Tally the lines containing the word "this", and report the tally alone.
>> BEGIN RECORDS SHOWN
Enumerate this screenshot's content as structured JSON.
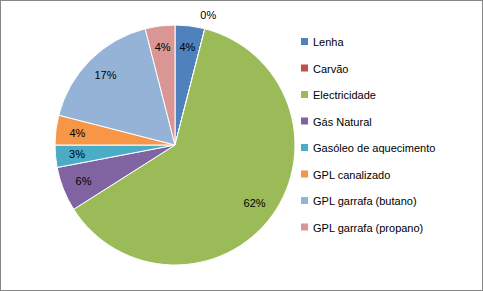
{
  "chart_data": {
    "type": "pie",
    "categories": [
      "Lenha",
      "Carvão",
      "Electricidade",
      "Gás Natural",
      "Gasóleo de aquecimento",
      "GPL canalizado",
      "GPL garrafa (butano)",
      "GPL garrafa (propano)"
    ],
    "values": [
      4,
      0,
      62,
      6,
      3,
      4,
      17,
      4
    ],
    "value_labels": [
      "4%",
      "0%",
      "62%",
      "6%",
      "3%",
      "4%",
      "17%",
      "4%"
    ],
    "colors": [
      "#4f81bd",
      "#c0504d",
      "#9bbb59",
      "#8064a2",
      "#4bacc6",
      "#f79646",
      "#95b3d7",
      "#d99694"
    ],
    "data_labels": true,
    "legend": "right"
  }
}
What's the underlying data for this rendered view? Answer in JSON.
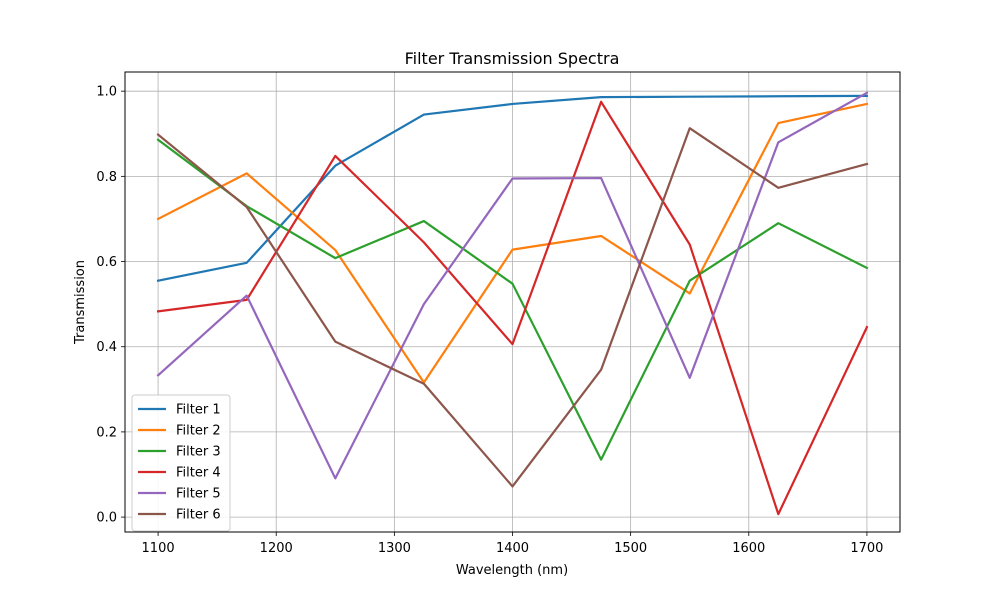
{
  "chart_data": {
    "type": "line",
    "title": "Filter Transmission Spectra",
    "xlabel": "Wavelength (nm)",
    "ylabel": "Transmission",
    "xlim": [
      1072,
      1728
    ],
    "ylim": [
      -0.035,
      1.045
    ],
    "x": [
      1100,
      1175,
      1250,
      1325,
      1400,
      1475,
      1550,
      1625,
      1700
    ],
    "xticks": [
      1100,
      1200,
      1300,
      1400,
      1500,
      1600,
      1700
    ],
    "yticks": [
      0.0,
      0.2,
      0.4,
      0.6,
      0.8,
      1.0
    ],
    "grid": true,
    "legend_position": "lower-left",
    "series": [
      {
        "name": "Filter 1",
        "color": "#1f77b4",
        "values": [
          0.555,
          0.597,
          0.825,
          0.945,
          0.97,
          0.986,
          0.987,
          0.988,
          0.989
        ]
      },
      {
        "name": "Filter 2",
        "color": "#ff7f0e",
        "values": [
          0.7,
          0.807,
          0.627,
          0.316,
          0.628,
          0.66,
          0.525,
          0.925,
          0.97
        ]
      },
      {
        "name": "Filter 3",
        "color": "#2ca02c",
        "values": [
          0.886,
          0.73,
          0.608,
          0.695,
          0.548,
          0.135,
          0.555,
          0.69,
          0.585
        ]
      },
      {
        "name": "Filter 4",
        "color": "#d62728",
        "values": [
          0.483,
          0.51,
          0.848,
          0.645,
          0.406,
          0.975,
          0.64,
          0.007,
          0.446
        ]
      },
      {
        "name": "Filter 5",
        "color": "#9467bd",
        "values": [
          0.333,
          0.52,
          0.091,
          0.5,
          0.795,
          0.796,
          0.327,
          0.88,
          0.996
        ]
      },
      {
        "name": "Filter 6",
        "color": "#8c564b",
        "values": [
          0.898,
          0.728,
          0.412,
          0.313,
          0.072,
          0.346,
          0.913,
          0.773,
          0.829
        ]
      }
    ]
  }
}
>> END RECORDS SHOWN
>> BEGIN RECORDS SHOWN
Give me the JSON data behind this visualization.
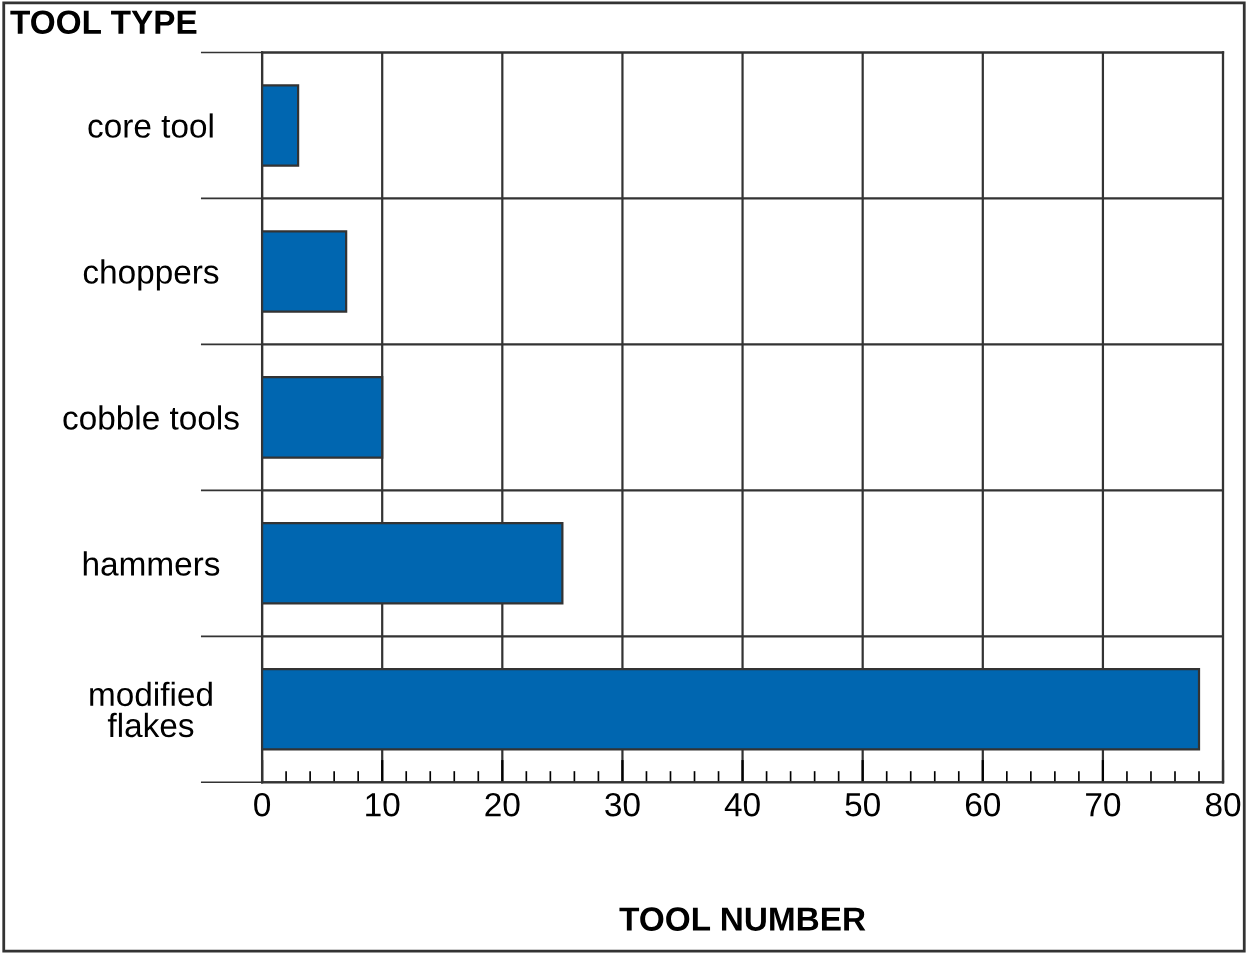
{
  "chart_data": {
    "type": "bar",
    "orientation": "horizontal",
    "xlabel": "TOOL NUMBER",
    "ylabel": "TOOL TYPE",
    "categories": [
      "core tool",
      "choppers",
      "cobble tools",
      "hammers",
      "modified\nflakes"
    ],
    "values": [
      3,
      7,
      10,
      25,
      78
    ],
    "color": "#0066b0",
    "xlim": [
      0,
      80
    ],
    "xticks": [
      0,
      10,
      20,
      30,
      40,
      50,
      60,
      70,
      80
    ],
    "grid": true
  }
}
>> END RECORDS SHOWN
>> BEGIN RECORDS SHOWN
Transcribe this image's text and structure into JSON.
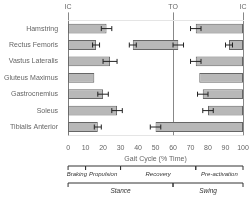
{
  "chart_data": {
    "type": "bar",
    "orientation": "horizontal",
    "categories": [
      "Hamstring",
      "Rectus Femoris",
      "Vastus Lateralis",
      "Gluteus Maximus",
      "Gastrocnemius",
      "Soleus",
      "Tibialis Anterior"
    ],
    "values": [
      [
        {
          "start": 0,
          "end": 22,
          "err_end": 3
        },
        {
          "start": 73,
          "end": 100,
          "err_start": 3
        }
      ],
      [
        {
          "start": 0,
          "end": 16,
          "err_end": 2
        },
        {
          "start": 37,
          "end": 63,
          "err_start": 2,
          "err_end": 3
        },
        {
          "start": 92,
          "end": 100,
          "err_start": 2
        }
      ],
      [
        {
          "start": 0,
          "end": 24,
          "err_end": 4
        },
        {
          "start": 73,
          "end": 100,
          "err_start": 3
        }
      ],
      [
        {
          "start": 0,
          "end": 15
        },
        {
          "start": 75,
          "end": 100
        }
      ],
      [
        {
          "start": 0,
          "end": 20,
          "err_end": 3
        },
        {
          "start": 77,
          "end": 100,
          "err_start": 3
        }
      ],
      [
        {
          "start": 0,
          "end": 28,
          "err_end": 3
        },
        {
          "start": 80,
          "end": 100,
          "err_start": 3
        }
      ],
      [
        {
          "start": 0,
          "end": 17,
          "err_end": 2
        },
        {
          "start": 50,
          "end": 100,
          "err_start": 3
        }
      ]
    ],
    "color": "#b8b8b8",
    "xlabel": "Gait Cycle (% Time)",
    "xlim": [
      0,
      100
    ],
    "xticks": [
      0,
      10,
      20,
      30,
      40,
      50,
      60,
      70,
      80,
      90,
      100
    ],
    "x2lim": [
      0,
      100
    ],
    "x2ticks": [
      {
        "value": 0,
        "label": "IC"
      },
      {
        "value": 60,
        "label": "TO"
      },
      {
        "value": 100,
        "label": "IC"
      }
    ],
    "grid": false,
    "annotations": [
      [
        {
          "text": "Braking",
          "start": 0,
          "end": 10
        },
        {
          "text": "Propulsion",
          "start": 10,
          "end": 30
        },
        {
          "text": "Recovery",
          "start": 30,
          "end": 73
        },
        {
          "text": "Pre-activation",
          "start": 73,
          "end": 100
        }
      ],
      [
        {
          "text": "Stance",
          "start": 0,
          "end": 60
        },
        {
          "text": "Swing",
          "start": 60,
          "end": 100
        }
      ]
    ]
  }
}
>> END RECORDS SHOWN
## [EXERCISE ANSWER]
4